### DIRECTIONS
Reproduce the stretch of the jetfoil passage from "The jetfoil does" through "Blohm & Voss.", changing every "horizontal tail" to "horizontal stabilizer".

### SOURCE EXTRACT
▬▬▬▬▬▬▬▬▬▬

The jetfoil does present some challenges to aircraft integration, though, starting with the strong downwash field that is generated due to jet sheet deflected thrust during takeoff and landing low-speed flight. This strong downwash would result in a conventional horizontal tail experiencing large negative angles of attack. To overcome this problem for the Whisper Jet, its designers selected an established but lesser known configuration: the outboard horizontal tail (OHT) developed during the Second World War by the German aircraft manufacturer Blohm & Voss.
More recently leveraged for Scaled Composite’s SpaceShipOne, the OHT is a kind of flying wing in which the tips of the wing are translated aft via booms for greater pitch control and damping. That moves the tail surfaces out of the wing downwash flow field and into the wingtip vortex upwash flow fields, where they provide forward thrust and lift. Although the tails put larger torsional, or twisting, loads on the wingtips, the higher thickness-to-chord ratio created by the jetfoil integration enhances wing torsional stiffness. Allocating some of the battery mass of an electric aircraft into the wingtip booms should help prevent wing-tail flutter issues.

▬▬▬▬▬▬▬▬▬▬

### RECORDED DATA
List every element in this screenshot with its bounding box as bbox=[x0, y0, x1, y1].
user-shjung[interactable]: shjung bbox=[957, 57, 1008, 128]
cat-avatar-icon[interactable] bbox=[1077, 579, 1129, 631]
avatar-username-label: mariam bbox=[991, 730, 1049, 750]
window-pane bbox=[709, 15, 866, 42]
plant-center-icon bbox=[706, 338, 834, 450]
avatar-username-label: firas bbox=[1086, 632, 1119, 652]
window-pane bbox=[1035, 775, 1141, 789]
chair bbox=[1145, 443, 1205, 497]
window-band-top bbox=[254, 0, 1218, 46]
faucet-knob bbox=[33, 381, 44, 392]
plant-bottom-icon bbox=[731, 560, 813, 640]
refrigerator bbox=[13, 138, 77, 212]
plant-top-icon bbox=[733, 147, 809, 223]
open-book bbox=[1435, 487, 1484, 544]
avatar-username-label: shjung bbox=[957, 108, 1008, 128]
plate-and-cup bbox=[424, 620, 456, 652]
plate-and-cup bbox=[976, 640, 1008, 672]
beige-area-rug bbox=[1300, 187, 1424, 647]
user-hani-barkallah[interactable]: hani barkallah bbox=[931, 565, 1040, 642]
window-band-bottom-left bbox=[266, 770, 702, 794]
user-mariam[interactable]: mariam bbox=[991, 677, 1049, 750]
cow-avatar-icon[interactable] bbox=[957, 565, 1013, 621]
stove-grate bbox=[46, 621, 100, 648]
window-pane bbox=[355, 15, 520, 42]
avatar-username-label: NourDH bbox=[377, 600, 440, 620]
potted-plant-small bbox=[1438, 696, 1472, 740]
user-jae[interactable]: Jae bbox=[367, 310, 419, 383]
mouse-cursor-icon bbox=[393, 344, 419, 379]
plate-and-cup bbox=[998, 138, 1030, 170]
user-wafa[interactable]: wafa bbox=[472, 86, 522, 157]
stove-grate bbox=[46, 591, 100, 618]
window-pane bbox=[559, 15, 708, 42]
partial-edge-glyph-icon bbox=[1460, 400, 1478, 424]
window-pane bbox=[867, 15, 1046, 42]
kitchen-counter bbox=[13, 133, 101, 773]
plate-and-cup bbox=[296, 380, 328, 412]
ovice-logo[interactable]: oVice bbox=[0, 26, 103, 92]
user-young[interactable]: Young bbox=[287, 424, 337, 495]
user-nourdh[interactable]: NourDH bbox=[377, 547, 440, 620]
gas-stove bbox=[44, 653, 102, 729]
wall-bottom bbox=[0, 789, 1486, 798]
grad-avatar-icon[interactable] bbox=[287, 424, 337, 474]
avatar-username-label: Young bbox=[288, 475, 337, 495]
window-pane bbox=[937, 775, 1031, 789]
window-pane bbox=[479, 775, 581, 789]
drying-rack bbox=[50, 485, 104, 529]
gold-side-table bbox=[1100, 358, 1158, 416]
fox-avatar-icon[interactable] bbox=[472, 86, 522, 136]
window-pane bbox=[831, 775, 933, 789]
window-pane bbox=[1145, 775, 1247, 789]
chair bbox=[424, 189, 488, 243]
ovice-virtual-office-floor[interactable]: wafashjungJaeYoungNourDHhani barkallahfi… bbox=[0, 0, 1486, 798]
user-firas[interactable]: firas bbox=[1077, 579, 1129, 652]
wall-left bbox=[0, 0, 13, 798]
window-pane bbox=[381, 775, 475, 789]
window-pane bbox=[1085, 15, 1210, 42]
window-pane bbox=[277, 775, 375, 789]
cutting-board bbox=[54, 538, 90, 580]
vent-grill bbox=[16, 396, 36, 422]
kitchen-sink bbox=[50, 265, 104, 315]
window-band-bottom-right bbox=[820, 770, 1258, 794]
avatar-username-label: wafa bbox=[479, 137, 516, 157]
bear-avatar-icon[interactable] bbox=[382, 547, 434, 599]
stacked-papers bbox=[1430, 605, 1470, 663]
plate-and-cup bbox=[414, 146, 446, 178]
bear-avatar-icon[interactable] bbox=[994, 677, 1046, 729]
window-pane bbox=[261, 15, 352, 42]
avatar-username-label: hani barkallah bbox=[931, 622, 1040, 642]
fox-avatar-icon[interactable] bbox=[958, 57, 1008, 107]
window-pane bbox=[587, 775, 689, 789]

▬▬▬▬▬▬▬▬▬▬

### ANSWER TO THE EXERCISE
The jetfoil does present some challenges to aircraft integration, though, starting with the strong downwash field that is generated due to jet sheet deflected thrust during takeoff and landing low-speed flight. This strong downwash would result in a conventional horizontal stabilizer experiencing large negative angles of attack. To overcome this problem for the Whisper Jet, its designers selected an established but lesser known configuration: the outboard horizontal stabilizer (OHT) developed during the Second World War by the German aircraft manufacturer Blohm & Voss.